Extracts from a graphics dataset
+++

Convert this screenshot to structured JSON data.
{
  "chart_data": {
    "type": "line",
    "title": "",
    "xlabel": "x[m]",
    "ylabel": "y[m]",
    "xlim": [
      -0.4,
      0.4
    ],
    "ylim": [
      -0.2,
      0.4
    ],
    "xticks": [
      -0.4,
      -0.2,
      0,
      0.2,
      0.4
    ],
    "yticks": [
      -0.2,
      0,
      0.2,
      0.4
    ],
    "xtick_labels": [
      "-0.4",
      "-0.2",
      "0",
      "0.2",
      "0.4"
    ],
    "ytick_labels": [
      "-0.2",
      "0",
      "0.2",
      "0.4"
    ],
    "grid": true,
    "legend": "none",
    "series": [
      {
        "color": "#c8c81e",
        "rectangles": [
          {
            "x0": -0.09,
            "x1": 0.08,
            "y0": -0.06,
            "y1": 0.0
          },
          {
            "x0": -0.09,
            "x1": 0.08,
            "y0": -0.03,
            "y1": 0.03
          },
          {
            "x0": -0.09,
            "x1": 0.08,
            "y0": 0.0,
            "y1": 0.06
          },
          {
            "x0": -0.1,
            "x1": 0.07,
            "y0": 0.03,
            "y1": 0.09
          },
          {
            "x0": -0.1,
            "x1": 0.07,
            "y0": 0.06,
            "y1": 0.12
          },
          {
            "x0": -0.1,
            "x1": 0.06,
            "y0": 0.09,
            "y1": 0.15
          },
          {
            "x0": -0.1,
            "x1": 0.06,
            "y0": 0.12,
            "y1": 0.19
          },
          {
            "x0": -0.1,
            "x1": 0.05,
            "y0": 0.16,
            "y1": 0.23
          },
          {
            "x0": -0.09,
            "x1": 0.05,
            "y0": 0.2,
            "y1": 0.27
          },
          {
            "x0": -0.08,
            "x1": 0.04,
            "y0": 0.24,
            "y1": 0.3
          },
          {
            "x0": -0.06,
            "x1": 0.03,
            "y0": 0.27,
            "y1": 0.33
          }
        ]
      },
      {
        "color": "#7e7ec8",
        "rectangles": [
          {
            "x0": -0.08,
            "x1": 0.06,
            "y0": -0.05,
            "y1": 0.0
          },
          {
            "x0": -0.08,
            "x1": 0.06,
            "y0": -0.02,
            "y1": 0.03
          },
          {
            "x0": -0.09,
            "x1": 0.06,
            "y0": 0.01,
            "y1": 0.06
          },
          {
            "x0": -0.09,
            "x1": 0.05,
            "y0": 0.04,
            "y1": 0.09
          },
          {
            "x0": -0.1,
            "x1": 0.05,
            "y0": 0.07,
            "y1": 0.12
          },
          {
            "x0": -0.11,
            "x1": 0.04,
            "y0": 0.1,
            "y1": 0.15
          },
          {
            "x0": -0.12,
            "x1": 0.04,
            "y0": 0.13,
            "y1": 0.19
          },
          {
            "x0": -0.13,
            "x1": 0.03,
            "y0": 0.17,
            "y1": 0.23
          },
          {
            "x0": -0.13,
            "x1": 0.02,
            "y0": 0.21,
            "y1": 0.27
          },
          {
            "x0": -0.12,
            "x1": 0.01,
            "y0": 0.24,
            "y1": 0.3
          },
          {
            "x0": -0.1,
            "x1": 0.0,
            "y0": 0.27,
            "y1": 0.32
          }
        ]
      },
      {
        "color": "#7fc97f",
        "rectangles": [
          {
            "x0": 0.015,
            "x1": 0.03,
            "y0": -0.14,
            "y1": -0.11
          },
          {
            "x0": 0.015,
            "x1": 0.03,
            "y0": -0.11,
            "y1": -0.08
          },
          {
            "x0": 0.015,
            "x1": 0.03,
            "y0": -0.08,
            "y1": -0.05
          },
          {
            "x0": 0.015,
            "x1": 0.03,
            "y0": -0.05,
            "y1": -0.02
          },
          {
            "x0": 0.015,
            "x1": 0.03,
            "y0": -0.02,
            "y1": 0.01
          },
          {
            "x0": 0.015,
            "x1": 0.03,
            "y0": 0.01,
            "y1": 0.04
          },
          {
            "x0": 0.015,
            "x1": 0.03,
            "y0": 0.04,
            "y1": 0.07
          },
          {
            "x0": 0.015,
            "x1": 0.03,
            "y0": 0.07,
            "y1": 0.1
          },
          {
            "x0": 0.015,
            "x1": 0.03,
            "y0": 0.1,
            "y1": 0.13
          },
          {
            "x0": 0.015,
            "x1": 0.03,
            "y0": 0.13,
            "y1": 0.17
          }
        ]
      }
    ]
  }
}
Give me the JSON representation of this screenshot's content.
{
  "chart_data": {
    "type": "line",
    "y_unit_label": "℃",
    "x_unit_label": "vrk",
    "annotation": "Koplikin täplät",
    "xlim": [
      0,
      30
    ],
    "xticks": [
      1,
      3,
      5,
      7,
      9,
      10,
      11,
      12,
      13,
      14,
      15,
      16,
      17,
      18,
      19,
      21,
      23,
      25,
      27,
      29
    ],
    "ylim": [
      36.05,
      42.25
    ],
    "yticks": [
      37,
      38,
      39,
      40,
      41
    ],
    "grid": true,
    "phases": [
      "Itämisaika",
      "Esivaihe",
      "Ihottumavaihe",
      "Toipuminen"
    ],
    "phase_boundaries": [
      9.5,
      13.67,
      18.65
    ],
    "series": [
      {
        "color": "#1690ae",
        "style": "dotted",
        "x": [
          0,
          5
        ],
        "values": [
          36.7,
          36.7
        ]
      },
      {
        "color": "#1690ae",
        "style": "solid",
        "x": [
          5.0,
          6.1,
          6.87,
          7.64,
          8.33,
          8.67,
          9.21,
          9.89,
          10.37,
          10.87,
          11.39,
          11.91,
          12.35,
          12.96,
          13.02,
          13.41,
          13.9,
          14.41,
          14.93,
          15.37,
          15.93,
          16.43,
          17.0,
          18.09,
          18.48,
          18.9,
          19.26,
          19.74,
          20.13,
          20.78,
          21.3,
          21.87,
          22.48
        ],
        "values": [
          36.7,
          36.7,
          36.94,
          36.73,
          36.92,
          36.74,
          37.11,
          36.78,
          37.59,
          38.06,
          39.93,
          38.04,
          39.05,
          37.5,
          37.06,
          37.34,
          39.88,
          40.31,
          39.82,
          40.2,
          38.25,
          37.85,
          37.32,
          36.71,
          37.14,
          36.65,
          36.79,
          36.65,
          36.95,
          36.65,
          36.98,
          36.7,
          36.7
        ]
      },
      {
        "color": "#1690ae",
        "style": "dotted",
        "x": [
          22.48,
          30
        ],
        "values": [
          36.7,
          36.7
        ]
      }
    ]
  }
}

+++

[WHAT YOU HAVE TO DO]
Count the lines of the listing above that include the word "screenshot" and state the total with nothing else.

[SOLUTION FOR THIS EXERCISE]
2